Entries from a visual dataset -

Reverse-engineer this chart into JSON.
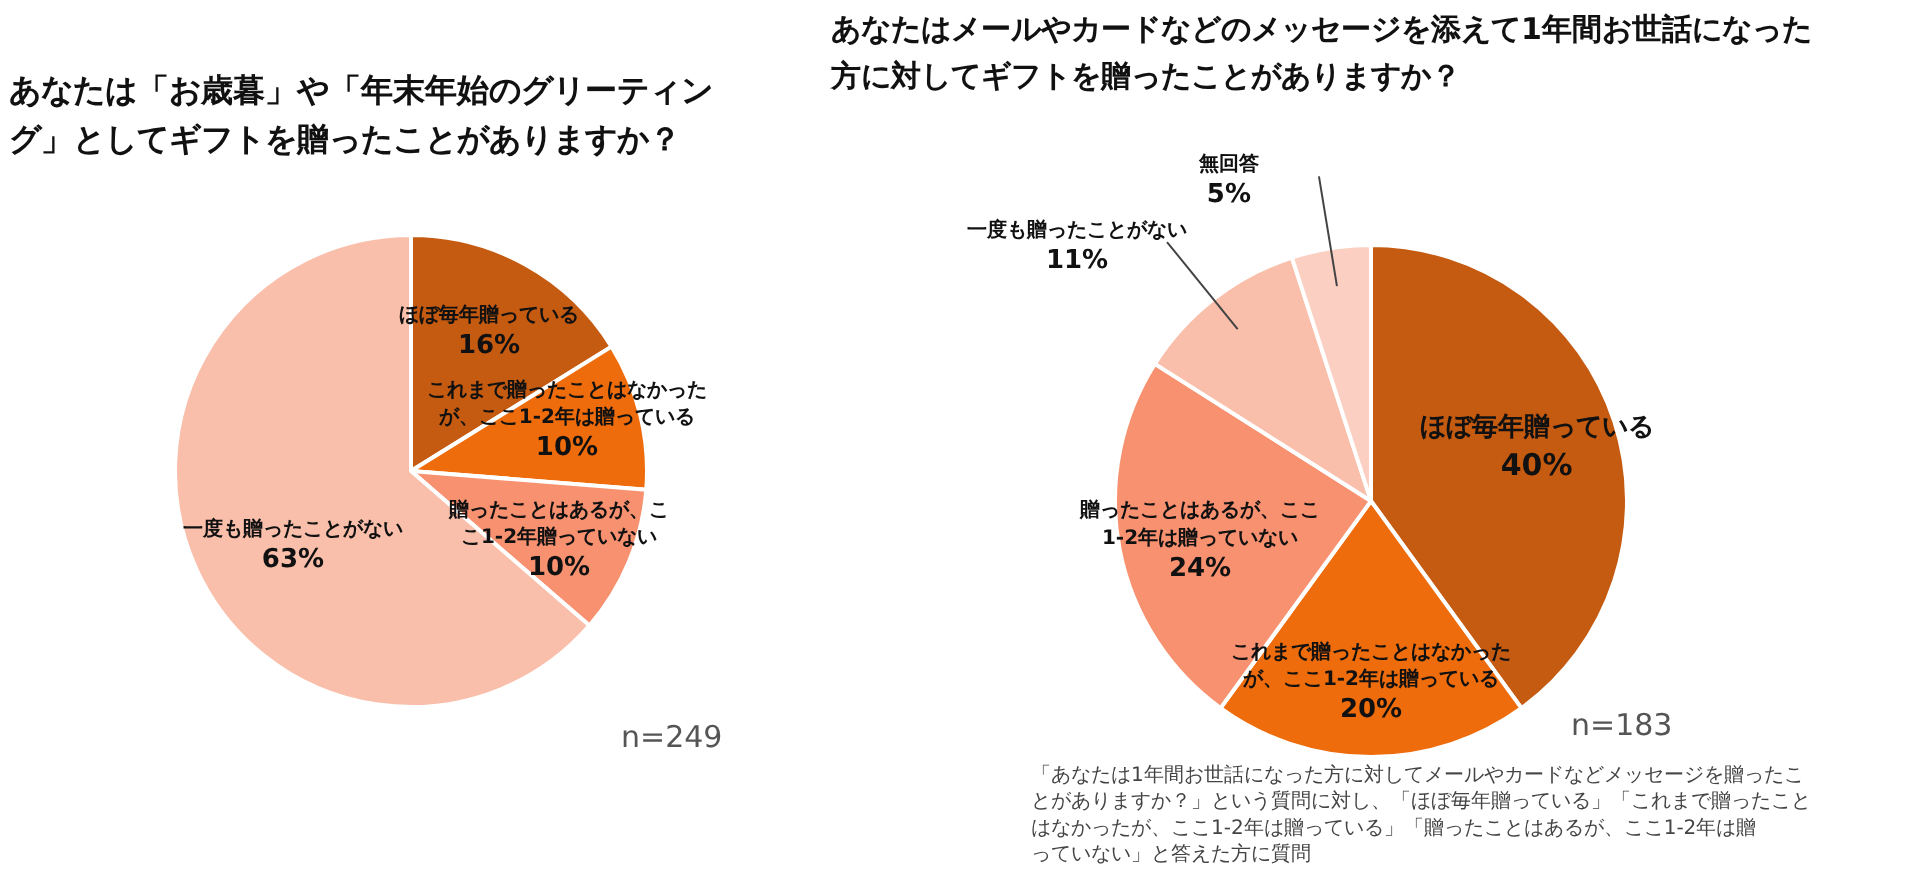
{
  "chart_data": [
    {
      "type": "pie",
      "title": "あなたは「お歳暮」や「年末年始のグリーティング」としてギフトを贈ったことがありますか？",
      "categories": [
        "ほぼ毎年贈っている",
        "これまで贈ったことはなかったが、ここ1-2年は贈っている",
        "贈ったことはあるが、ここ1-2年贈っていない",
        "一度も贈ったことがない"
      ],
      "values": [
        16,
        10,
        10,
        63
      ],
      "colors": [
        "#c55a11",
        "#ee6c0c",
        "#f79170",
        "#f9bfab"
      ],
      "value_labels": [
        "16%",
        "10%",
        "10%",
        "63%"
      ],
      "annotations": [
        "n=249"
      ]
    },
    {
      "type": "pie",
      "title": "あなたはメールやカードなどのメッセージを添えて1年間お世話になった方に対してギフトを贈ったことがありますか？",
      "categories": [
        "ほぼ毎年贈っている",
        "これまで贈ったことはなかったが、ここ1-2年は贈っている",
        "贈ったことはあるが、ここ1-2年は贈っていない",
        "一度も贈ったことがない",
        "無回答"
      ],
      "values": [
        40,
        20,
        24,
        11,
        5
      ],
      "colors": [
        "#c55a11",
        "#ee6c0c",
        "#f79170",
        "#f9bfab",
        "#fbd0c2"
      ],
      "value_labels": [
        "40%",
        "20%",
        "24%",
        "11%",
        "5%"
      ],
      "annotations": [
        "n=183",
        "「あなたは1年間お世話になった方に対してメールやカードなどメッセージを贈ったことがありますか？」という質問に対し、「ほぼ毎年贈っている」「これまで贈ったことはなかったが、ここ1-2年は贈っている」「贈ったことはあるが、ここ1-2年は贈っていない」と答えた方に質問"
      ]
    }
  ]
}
---
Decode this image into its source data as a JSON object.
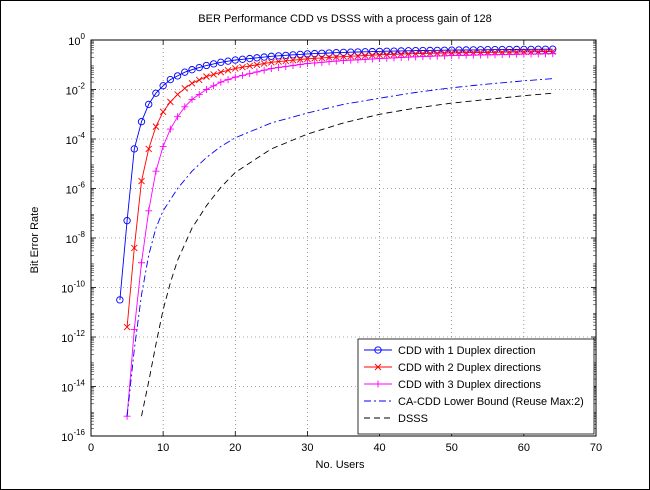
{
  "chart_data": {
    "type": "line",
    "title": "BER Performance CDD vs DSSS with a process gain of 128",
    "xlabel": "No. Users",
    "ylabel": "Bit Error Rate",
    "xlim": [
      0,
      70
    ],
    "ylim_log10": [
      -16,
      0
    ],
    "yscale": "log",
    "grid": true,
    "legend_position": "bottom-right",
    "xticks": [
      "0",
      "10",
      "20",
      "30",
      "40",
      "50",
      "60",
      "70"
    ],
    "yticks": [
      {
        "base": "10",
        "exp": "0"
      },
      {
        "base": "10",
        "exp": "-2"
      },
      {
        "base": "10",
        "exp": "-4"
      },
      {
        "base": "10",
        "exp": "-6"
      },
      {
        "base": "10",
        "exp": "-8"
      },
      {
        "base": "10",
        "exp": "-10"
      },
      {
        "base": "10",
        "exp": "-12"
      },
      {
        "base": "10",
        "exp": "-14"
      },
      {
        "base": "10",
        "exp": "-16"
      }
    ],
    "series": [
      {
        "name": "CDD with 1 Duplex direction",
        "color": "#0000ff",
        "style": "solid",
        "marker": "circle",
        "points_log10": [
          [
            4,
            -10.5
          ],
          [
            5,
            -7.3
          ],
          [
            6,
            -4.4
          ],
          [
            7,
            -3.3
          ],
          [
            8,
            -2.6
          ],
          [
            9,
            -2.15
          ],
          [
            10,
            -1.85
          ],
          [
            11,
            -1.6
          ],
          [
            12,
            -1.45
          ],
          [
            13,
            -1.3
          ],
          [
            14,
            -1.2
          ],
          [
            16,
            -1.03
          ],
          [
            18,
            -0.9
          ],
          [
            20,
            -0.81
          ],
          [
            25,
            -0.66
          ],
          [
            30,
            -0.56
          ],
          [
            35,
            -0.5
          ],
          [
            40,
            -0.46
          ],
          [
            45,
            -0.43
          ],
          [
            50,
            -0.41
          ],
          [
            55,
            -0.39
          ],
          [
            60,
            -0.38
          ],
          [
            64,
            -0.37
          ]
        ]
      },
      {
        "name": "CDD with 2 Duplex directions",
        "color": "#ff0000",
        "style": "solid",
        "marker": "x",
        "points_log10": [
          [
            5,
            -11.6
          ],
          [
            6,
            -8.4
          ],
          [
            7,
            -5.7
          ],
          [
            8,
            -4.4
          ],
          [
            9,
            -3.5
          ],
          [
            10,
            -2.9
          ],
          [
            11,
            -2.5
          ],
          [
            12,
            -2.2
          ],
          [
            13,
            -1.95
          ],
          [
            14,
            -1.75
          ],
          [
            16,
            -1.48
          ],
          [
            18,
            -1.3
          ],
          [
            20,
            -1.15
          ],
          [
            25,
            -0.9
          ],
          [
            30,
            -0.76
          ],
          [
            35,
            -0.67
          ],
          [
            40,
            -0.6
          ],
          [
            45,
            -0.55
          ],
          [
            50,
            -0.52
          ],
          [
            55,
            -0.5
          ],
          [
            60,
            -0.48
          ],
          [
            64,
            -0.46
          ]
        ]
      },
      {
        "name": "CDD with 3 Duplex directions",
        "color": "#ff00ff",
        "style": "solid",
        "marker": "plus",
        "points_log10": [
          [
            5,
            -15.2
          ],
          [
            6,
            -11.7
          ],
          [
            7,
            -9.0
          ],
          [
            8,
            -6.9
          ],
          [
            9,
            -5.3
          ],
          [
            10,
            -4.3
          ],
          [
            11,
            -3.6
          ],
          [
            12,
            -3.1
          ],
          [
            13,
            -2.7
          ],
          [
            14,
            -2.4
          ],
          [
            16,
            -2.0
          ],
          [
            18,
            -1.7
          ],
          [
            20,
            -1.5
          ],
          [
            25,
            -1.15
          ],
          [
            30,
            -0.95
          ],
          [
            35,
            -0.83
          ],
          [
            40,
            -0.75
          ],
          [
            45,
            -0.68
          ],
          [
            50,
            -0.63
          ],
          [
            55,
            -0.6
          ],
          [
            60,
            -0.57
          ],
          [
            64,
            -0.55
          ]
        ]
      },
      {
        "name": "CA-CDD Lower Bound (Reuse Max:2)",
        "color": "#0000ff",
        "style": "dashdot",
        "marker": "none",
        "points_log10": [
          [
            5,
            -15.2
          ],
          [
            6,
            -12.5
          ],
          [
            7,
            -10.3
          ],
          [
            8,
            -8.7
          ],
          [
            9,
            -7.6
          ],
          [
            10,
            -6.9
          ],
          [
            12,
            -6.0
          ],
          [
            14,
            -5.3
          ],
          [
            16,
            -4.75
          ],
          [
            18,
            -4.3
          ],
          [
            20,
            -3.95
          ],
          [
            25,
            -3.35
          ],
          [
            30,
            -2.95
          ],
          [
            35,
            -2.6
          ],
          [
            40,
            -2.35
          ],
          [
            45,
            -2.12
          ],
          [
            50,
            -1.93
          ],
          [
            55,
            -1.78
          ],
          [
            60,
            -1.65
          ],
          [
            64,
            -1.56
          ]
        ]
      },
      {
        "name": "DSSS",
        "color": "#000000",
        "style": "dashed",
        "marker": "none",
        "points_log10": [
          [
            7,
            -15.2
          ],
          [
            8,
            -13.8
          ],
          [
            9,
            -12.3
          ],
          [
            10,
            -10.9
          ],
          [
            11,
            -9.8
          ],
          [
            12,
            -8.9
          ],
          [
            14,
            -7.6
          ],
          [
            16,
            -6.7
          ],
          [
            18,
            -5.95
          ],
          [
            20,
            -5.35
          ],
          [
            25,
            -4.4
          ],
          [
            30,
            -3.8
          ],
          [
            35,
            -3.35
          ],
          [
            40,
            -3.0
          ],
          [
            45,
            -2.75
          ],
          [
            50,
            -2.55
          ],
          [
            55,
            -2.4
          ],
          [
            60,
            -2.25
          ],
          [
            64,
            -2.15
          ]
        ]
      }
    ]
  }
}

AIM -
Count every line above that holds the string "into" and give the total, nothing more.

CORRECT RESPONSE -
2